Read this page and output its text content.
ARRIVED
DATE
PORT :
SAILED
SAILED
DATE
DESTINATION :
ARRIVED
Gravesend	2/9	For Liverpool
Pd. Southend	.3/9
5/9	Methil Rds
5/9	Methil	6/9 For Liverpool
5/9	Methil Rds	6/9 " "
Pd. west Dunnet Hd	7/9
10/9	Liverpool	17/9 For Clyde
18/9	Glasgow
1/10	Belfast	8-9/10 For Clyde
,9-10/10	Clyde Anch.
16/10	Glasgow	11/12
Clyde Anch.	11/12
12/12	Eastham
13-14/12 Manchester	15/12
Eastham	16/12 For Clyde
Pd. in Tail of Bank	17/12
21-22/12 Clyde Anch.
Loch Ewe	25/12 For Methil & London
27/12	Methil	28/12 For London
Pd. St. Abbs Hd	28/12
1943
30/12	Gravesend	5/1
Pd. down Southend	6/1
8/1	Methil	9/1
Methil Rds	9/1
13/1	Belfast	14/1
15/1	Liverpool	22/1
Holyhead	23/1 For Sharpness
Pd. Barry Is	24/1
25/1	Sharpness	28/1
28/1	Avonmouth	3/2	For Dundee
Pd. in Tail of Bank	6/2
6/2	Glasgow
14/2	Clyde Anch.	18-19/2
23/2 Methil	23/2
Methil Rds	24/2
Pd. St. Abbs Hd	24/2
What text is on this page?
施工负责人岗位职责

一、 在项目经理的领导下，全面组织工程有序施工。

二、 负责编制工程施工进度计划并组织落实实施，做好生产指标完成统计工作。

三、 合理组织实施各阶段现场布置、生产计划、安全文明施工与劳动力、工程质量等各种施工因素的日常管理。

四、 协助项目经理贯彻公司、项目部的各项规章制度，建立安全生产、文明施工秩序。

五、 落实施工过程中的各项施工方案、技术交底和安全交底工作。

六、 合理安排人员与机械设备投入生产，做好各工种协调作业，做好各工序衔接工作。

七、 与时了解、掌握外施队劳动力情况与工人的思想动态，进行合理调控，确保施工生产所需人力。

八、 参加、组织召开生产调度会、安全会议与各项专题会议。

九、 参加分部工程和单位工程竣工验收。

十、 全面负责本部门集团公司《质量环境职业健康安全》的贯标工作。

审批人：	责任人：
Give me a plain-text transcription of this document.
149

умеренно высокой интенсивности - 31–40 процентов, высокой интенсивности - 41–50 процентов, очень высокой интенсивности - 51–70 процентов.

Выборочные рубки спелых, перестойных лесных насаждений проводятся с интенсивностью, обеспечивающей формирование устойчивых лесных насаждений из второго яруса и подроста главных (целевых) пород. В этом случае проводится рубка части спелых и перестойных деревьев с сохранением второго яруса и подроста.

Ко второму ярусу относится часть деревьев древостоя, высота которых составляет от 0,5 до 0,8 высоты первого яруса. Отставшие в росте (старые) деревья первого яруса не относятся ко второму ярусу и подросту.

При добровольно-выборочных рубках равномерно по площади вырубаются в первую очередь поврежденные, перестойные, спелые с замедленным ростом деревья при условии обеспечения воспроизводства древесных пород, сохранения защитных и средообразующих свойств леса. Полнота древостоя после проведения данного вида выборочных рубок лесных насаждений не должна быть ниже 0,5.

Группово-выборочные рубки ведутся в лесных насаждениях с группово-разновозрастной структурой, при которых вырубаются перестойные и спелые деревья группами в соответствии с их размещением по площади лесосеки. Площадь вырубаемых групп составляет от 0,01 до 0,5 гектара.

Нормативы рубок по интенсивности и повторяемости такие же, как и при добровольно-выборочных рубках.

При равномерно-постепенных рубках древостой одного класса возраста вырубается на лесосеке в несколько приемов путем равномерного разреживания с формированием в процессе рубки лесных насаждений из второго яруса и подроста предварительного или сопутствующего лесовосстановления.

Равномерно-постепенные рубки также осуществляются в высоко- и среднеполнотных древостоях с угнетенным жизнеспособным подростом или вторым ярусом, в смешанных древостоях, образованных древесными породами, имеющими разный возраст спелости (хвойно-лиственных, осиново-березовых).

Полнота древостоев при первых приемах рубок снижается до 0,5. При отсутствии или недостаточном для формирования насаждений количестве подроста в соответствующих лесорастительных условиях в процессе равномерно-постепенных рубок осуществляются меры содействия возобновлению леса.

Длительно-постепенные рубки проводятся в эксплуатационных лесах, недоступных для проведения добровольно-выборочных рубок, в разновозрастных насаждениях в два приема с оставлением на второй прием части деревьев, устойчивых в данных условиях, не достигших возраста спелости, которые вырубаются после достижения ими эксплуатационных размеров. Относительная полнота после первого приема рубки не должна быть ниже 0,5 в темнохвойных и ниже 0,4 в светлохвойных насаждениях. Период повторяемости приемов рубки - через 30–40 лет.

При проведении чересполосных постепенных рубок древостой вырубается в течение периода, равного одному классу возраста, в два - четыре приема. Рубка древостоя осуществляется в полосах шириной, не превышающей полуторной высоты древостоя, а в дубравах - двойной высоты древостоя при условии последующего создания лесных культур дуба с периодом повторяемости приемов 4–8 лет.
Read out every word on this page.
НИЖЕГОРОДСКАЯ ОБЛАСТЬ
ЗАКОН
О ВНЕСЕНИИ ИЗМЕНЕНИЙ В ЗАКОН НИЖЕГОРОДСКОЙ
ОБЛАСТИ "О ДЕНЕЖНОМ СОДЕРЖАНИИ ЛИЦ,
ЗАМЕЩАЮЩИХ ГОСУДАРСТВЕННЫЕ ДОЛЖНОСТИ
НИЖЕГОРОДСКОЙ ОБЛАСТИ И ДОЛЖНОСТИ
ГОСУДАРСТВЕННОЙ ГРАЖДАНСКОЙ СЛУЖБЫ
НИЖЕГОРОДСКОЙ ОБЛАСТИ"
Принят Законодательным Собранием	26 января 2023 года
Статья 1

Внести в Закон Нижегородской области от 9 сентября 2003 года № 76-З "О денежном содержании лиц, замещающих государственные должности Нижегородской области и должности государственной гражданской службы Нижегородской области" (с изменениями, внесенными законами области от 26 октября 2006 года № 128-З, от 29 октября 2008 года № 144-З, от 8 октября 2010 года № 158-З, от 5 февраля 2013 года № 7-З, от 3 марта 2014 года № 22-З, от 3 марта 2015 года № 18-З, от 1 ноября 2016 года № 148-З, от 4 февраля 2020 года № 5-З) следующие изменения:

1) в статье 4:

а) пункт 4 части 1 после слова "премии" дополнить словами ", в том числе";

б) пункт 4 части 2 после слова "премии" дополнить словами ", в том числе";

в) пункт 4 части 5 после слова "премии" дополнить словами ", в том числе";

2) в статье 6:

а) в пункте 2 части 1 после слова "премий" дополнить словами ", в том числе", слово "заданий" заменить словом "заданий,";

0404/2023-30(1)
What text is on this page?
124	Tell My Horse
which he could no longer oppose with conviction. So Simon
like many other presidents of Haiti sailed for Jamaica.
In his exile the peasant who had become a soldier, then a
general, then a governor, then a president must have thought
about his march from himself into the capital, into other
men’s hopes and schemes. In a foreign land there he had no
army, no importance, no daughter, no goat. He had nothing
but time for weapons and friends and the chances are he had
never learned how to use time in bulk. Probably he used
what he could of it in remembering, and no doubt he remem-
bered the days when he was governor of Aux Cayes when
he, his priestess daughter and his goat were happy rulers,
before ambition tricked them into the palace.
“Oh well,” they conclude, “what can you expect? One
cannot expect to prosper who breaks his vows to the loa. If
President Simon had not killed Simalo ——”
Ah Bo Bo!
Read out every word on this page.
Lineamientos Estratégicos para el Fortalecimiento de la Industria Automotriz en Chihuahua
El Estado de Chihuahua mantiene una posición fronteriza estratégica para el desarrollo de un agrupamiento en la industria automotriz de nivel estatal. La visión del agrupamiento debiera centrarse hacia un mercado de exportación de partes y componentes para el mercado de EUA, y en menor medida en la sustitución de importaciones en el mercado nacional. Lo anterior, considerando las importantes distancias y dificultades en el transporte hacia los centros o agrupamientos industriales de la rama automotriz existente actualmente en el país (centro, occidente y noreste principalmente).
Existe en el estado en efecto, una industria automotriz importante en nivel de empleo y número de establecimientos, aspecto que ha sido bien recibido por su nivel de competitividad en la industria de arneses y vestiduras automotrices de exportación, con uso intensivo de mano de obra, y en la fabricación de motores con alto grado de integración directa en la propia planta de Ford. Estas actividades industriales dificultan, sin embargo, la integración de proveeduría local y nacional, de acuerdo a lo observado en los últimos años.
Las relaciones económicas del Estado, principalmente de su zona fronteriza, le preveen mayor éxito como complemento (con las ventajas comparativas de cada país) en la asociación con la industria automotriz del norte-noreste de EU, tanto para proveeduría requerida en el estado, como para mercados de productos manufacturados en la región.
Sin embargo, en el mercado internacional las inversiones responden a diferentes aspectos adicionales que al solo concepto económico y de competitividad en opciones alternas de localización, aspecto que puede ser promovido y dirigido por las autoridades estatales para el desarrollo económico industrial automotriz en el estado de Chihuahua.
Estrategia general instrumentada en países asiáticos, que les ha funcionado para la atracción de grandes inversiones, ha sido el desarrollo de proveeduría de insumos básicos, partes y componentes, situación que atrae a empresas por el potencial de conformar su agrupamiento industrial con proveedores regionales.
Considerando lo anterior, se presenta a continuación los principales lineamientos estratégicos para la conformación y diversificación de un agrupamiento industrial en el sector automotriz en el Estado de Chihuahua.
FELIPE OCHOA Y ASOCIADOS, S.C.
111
+ + + +
Task goal: Look through the material and copy each line that has "Simon".

Task output:
which he could no longer oppose with conviction. So Simon
President Simon had not killed Simalo ——”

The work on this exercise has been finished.